A minha intervenção no II Congresso Internacional Vertentes do Insólito Ficcional [28 a 30 de abril de 2014] parte de reflexões anteriores, agora desenvolvidas com rumo próprio. As bases de trabalho e os parâmetros aqui adotados serão os seguintes:

  1. A investigação levada a cabo no âmbito do projeto “Figuras da Ficção” (Centro de Literatura Portuguesa/FCT). Destacam-se nela, com relevância para a presente proposta, os conceitos de figura e de figuração. Estas são noções que, revelando um potencial de ponderação teórica considerável, estarão implícitas no decurso da presente intervenção.
  2. O investimento em conceitos correlatos, diretamente motivados pela problemática do insólito. Nesse quadro, ganha importância própria a noção de ficção do insólito.
  3. Um dos princípios adquiridos na conferência “Figurações do insólito em contexto ficcional” (I Congresso Internacional Vertentes do Insólito Ficcional). Segundo esse princípio, é pertinente falar no insólito em confronto com a ficção a que chamamos realista. Para ser adequadamente descrito, esse insólito deve ser observado tendo-se em atenção a lógica do realismo e mesmo, de certa forma, a necessidade de se agir contra essa lógica. Penso aqui sobretudo na personagem, como categoria central do processo realista; e acrescento que o destaque concedido a essa categoria levará a equacionar a noção de típico e a categoria do tipo.
  4. O princípio segundo o qual o insólito literário se manifesta contextualmente. Ou seja: o romantismo, o barroco, o realismo ou o surrealismo definem-se como contextos periodológicos que explicam diversas manifestações de insólito. Isto significa, noutros termos, que importa analisar o insólito, tendo-se em atenção a sua condição histórica, bem como os reajustamentos que ele sofre, em função de mudanças contextuais projetadas na evolução literária.

Instruções de trabalho:
[A] Devolva o trecho do texto citado de "3. Um dos princípios" a "categoria do tipo.", sem alterar nada.
[B] Segundo o texto citado, em que datas decorreu o II Congresso Internacional Vertentes do Insólito Ficcional?

Entradas fornecidas:
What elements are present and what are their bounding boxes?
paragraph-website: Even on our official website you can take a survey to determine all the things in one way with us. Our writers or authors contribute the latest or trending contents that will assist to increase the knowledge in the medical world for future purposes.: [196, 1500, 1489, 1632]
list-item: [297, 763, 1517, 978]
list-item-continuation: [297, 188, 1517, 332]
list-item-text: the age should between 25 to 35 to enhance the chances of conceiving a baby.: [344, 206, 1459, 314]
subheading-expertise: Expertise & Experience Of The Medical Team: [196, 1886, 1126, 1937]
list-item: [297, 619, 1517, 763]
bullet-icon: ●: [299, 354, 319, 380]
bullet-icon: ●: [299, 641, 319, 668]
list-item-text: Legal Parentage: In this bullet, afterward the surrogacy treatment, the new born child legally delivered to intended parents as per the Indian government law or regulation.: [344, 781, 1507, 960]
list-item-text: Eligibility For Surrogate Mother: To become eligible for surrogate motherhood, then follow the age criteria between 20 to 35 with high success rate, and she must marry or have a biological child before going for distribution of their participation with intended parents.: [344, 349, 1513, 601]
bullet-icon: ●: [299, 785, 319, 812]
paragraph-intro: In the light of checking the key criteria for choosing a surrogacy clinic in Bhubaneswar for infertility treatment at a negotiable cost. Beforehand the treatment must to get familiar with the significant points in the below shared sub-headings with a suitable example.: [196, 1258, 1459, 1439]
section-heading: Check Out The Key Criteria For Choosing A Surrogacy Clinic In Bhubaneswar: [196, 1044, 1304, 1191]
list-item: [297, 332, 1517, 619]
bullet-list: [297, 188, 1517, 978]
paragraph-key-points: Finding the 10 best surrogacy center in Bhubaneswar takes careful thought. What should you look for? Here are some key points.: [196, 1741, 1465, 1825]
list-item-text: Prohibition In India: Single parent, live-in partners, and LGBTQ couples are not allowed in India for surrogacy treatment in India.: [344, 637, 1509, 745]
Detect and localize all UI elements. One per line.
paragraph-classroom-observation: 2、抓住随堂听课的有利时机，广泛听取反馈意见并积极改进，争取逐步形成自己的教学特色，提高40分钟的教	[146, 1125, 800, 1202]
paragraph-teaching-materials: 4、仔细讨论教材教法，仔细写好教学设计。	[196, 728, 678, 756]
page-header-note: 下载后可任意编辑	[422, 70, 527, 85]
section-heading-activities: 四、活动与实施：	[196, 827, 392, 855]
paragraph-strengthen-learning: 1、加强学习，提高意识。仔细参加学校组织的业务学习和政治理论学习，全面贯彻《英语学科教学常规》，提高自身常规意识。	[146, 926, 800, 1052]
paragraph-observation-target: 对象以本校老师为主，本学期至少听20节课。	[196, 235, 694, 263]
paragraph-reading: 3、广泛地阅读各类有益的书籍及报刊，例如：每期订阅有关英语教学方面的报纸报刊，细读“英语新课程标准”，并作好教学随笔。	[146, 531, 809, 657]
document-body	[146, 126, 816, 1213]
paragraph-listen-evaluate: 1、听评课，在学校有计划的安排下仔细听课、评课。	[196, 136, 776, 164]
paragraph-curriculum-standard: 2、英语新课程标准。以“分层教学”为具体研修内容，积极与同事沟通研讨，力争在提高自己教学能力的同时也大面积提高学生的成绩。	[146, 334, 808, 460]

Respostas completas:
[A]
3. Um dos princípios adquiridos na conferência “Figurações do insólito em contexto ficcional” (I Congresso Internacional Vertentes do Insólito Ficcional). Segundo esse princípio, é pertinente falar no insólito em confronto com a ficção a que chamamos realista. Para ser adequadamente descrito, esse insólito deve ser observado tendo-se em atenção a lógica do realismo e mesmo, de certa forma, a necessidade de se agir contra essa lógica. Penso aqui sobretudo na personagem, como categoria central do processo realista; e acrescento que o destaque concedido a essa categoria levará a equacionar a noção de típico e a categoria do tipo.

[B] De 28 a 30 de abril de 2014.